--- Begin ---
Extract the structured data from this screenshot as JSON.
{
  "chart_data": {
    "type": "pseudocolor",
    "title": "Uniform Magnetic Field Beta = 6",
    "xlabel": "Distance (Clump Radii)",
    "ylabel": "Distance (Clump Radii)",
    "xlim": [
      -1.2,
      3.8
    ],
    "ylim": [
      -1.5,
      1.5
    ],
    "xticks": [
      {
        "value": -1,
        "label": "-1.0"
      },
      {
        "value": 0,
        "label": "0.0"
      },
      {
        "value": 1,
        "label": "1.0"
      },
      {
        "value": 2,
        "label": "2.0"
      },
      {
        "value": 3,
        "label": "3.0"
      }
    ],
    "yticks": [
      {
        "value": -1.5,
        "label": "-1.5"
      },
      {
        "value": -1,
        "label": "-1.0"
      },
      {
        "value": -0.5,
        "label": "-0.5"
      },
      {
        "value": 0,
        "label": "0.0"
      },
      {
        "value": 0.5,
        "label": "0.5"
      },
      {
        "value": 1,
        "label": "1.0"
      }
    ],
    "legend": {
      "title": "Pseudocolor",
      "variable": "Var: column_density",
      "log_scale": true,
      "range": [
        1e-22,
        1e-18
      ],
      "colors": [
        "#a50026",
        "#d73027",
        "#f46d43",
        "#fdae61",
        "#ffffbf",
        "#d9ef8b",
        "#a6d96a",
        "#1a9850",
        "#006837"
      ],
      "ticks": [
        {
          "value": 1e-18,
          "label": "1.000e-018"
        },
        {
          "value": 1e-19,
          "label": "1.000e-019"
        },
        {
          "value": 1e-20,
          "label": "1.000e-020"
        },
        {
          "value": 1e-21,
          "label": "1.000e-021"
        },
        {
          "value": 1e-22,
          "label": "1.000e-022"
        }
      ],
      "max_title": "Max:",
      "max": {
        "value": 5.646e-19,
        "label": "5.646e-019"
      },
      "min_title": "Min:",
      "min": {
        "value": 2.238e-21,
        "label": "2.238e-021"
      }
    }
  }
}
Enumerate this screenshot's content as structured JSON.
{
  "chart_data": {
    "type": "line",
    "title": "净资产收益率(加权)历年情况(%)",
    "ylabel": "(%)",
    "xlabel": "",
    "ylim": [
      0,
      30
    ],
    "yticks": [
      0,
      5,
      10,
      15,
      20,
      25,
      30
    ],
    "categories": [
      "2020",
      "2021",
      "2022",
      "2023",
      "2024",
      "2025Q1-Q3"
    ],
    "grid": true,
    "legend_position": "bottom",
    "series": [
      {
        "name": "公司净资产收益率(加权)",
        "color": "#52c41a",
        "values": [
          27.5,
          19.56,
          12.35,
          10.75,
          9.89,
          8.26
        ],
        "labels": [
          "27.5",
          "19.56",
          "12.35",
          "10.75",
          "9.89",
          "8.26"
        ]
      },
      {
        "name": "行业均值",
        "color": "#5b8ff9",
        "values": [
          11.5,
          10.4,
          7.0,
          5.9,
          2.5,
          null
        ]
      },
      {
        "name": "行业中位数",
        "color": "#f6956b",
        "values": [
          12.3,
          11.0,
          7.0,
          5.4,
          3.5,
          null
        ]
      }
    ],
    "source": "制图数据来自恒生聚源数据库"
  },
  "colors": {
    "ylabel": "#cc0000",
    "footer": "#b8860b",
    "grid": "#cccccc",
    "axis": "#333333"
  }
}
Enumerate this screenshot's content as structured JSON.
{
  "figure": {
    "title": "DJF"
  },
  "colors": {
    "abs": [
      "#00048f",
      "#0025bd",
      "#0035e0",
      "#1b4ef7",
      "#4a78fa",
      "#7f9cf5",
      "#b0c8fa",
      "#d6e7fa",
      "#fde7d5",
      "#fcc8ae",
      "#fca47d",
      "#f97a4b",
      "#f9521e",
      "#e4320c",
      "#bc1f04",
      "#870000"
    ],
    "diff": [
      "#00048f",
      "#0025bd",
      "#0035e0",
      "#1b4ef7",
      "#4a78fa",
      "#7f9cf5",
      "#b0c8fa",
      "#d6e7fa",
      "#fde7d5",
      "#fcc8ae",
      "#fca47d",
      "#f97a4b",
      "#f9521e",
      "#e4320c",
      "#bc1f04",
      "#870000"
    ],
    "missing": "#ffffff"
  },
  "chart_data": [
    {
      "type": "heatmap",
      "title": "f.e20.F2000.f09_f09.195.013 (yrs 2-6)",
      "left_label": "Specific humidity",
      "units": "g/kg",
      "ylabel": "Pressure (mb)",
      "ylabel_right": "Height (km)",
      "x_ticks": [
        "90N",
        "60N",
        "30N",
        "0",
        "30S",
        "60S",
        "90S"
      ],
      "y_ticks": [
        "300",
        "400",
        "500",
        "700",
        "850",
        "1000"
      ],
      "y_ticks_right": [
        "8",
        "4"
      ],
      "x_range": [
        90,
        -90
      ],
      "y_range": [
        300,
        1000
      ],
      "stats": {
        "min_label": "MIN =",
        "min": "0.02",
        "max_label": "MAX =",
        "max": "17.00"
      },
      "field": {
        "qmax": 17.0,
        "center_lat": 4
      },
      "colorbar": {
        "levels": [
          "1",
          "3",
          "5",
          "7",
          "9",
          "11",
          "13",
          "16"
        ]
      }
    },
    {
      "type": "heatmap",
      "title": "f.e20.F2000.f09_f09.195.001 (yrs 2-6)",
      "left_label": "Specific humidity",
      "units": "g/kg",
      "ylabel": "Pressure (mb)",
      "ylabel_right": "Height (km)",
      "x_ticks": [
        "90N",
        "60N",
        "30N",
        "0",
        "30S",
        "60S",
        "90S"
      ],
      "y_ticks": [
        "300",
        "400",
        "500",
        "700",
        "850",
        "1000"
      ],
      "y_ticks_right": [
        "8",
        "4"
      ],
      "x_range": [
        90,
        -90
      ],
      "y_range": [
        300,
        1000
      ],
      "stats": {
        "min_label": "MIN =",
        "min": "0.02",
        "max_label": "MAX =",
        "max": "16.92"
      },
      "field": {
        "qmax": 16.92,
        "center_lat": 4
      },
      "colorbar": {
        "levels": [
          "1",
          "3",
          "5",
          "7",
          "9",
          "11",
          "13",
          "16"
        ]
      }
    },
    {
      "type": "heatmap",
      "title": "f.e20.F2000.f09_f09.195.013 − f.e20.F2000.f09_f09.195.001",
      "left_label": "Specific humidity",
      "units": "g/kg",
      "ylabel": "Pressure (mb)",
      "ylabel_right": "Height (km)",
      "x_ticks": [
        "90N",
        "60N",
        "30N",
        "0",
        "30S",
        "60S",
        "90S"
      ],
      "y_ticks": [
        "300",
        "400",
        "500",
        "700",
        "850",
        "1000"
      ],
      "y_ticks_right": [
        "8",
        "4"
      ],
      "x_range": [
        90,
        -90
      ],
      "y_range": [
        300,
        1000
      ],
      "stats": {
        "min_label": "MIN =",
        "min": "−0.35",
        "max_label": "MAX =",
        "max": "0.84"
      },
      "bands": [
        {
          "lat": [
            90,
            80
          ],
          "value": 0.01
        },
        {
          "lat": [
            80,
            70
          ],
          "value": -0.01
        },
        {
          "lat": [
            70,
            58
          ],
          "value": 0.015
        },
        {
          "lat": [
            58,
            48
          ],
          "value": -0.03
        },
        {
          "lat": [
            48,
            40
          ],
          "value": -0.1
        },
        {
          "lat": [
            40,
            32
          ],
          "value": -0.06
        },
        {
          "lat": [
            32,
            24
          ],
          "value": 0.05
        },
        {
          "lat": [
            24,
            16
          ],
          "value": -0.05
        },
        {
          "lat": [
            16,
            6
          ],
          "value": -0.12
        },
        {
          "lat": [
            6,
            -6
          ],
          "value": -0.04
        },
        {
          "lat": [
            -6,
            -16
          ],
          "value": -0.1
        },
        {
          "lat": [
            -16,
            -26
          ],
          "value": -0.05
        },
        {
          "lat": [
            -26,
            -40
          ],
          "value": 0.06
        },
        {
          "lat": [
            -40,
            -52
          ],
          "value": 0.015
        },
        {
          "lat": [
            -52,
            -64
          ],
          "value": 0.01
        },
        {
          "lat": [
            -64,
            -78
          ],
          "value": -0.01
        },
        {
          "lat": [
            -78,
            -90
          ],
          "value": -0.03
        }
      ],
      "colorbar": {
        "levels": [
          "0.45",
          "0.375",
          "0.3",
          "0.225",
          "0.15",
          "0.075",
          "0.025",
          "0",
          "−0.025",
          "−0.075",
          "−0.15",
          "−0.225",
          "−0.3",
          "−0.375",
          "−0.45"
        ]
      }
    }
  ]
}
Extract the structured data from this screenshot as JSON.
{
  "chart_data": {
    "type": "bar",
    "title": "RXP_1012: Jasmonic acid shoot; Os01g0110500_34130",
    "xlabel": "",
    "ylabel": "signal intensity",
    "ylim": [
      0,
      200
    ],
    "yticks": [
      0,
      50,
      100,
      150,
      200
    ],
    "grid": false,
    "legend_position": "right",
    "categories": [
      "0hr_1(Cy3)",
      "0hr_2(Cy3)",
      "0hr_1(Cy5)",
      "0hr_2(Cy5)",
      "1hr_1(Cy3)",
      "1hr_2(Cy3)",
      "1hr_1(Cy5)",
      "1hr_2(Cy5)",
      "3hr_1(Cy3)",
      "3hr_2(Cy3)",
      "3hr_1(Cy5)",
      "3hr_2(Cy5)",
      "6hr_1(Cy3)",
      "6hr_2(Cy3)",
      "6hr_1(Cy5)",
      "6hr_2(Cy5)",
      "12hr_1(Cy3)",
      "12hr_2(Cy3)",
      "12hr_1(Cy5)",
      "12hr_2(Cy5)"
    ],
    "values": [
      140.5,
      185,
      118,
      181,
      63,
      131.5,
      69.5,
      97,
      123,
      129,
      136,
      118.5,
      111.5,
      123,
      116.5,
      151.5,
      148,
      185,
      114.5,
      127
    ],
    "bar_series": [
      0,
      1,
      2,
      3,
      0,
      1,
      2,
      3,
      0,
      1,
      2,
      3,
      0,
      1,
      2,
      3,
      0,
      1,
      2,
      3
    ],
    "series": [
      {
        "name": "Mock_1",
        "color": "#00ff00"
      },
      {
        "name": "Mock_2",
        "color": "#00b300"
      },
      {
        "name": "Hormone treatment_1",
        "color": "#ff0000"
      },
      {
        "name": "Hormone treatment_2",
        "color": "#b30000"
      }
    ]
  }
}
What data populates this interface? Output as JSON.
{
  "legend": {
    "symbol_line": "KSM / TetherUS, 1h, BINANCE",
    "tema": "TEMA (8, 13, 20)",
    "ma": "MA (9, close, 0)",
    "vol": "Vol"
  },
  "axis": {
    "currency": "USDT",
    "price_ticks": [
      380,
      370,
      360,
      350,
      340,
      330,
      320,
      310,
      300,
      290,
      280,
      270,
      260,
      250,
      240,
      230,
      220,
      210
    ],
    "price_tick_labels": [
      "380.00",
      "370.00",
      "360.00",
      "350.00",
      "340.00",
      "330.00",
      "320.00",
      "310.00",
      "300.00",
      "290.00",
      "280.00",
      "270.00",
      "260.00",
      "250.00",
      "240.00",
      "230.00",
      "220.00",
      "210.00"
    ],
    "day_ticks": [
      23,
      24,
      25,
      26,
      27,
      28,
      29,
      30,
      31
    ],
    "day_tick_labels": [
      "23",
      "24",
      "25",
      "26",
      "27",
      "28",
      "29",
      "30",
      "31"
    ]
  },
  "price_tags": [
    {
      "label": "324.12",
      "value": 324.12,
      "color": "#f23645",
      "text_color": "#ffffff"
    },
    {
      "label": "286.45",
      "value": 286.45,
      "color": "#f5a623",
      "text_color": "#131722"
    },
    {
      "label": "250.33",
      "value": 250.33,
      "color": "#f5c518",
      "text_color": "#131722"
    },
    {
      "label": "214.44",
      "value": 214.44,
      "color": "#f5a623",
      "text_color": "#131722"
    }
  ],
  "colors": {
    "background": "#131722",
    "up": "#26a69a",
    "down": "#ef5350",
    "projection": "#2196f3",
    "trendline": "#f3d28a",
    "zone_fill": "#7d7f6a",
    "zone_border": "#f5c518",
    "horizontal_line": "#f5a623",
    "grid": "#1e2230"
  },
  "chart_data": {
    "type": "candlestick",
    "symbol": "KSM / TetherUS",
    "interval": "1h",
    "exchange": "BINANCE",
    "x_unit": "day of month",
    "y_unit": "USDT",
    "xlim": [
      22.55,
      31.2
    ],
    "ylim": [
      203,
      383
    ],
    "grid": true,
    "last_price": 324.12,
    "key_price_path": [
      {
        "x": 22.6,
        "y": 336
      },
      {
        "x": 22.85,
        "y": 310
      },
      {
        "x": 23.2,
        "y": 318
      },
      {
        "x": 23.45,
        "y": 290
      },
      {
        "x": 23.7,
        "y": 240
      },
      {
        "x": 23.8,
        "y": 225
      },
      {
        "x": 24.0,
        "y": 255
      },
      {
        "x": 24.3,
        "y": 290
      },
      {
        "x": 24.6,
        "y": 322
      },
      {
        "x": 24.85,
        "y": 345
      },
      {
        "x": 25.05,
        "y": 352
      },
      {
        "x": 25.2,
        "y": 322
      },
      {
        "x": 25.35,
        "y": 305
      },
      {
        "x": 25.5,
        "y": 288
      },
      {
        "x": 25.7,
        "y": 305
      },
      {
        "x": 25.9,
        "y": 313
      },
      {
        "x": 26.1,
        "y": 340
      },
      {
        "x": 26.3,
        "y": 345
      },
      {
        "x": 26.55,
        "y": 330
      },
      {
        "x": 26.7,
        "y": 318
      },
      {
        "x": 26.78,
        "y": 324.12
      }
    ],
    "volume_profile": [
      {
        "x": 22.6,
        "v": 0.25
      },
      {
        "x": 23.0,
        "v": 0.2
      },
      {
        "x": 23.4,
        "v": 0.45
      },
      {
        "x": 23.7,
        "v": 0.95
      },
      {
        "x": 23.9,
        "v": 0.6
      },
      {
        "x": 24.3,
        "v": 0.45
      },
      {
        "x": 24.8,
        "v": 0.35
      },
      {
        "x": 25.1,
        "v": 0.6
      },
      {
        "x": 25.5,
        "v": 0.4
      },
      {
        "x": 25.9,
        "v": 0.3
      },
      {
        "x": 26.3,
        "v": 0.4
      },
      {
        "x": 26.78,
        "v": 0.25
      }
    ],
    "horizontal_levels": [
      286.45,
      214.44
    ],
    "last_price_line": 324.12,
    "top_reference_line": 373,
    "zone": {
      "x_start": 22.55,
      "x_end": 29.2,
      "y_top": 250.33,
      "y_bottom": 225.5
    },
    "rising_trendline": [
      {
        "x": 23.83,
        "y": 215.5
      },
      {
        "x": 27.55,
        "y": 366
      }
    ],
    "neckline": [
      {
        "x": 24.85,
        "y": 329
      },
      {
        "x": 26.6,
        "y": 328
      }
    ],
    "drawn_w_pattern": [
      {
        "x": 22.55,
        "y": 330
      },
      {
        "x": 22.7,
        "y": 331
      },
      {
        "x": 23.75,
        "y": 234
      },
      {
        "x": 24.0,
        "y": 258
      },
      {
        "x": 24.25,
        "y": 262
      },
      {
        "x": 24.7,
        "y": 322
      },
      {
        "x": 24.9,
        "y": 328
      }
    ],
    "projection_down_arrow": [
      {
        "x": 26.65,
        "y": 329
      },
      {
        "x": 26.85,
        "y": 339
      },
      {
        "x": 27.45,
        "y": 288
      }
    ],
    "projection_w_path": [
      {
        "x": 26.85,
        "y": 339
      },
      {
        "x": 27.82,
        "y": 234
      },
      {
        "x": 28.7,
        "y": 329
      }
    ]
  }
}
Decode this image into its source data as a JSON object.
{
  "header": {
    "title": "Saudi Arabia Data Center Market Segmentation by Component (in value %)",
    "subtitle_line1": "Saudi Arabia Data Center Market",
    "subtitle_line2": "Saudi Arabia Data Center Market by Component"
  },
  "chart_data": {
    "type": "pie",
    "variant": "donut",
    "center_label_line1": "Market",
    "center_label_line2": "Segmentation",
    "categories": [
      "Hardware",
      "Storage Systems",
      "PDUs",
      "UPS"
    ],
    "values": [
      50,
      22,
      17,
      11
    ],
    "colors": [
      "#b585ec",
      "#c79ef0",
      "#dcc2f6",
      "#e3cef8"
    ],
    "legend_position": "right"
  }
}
--- End ---
▶ _What is being asked_:
Find the word "source" in the entries, and copy every line it shows up in.

▶ _Final result_:
    "source": "制图数据来自恒生聚源数据库"
Decode this image into its source data as a JSON object.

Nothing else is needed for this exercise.